-- Challenge --
Select lines where the word "Report" appears.

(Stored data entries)

▬▬▬▬▬▬▬▬▬▬

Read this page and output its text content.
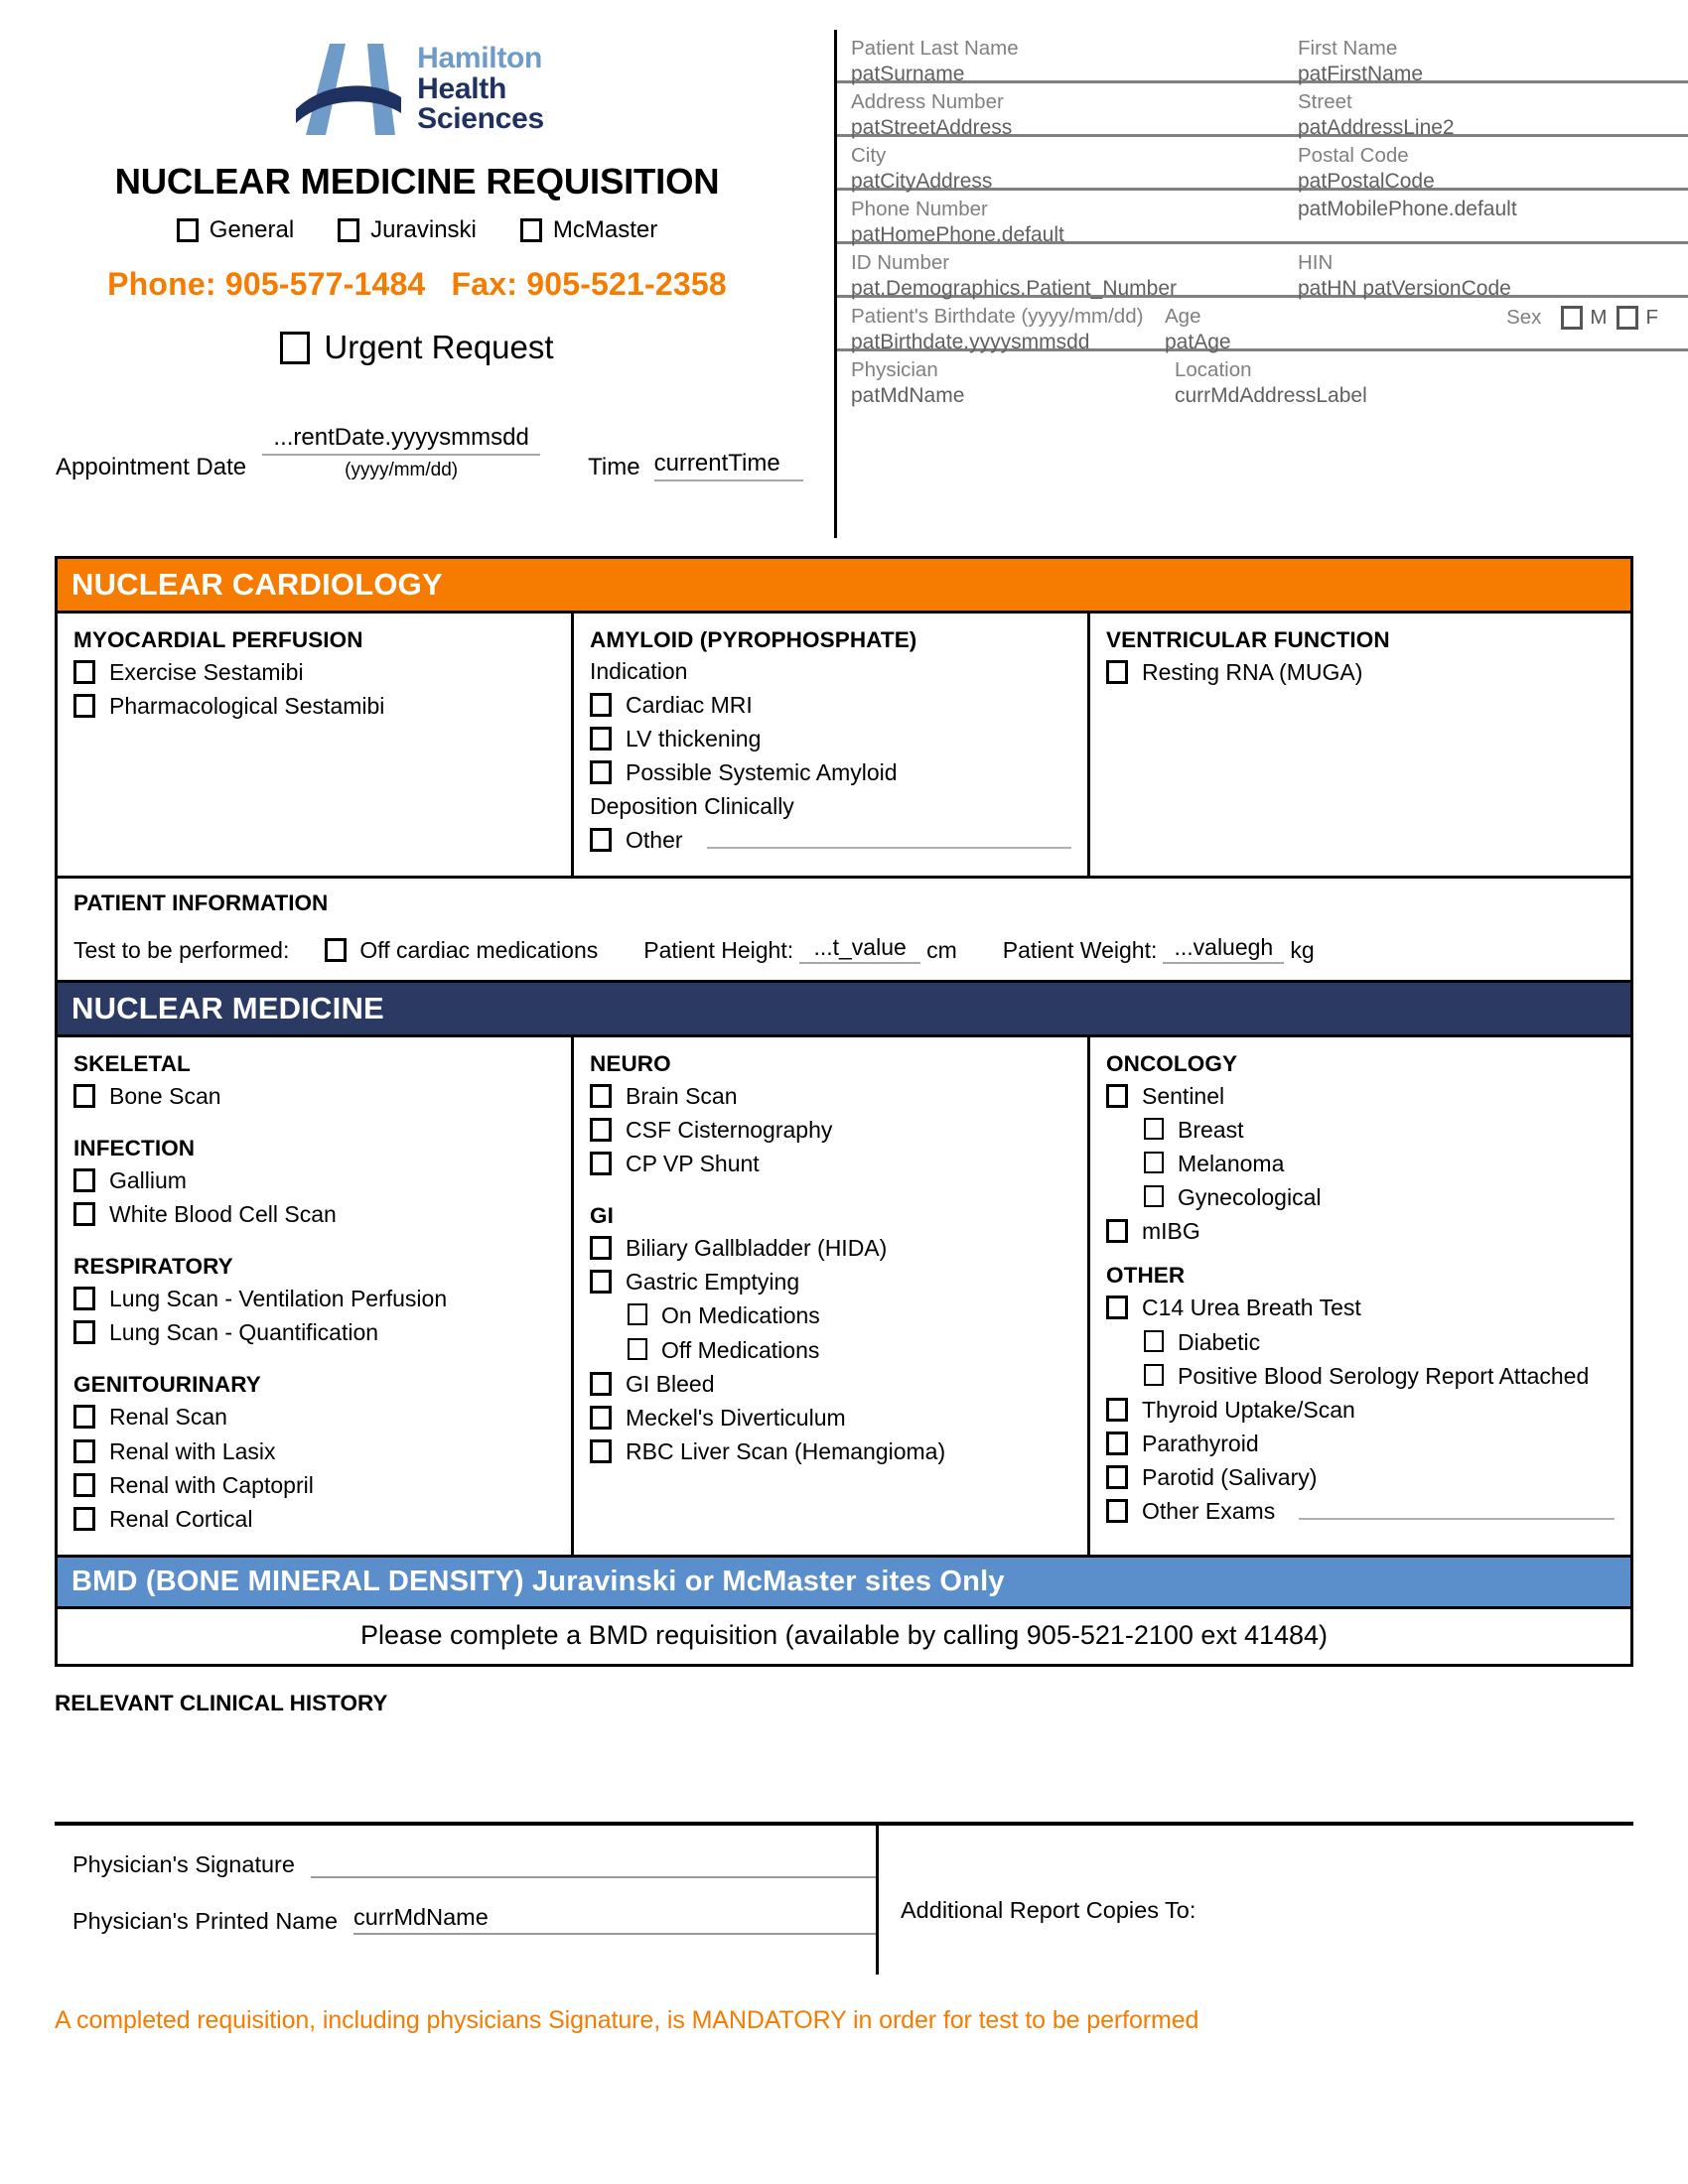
Hamilton
Health
Sciences
NUCLEAR MEDICINE REQUISITION
General	Juravinski	McMaster
Phone: 905-577-1484 Fax: 905-521-2358
Urgent Request
Appointment Date
...rentDate.yyyysmmsdd
(yyyy/mm/dd)	Time currentTime
Patient Last Name
patSurname
First Name
patFirstName
Address Number
patStreetAddress
Street
patAddressLine2
City
patCityAddress
Postal Code
patPostalCode
Phone Number
patHomePhone.default
patMobilePhone.default
ID Number
pat.Demographics.Patient_Number
HIN
patHN patVersionCode
Patient's Birthdate (yyyy/mm/dd)
patBirthdate.yyyysmmsdd
Age
patAge
Sex M F
Physician
patMdName
Location
currMdAddressLabel
NUCLEAR CARDIOLOGY
MYOCARDIAL PERFUSION
Exercise Sestamibi
Pharmacological Sestamibi
AMYLOID (PYROPHOSPHATE)
Indication
Cardiac MRI
LV thickening
Possible Systemic Amyloid
Deposition Clinically
Other
VENTRICULAR FUNCTION
Resting RNA (MUGA)
PATIENT INFORMATION
Test to be performed:	Off cardiac medications Patient Height: ...t_value cm Patient Weight: ...valuegh kg
NUCLEAR MEDICINE
SKELETAL
Bone Scan
INFECTION
Gallium
White Blood Cell Scan
RESPIRATORY
Lung Scan - Ventilation Perfusion
Lung Scan - Quantification
GENITOURINARY
Renal Scan
Renal with Lasix
Renal with Captopril
Renal Cortical
NEURO
Brain Scan
CSF Cisternography
CP VP Shunt
GI
Biliary Gallbladder (HIDA)
Gastric Emptying
On Medications
Off Medications
GI Bleed
Meckel's Diverticulum
RBC Liver Scan (Hemangioma)
ONCOLOGY
Sentinel
Breast
Melanoma
Gynecological
mIBG
OTHER
C14 Urea Breath Test
Diabetic
Positive Blood Serology Report Attached
Thyroid Uptake/Scan
Parathyroid
Parotid (Salivary)
Other Exams
BMD (BONE MINERAL DENSITY) Juravinski or McMaster sites Only
Please complete a BMD requisition (available by calling 905-521-2100 ext 41484)
RELEVANT CLINICAL HISTORY
Physician's Signature
Physician's Printed Name currMdName	Additional Report Copies To:
A completed requisition, including physicians Signature, is MANDATORY in order for test to be performed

▬▬▬▬▬▬▬▬▬▬

-- Task solution --
Positive Blood Serology Report Attached
Physician's Printed Name currMdName	Additional Report Copies To:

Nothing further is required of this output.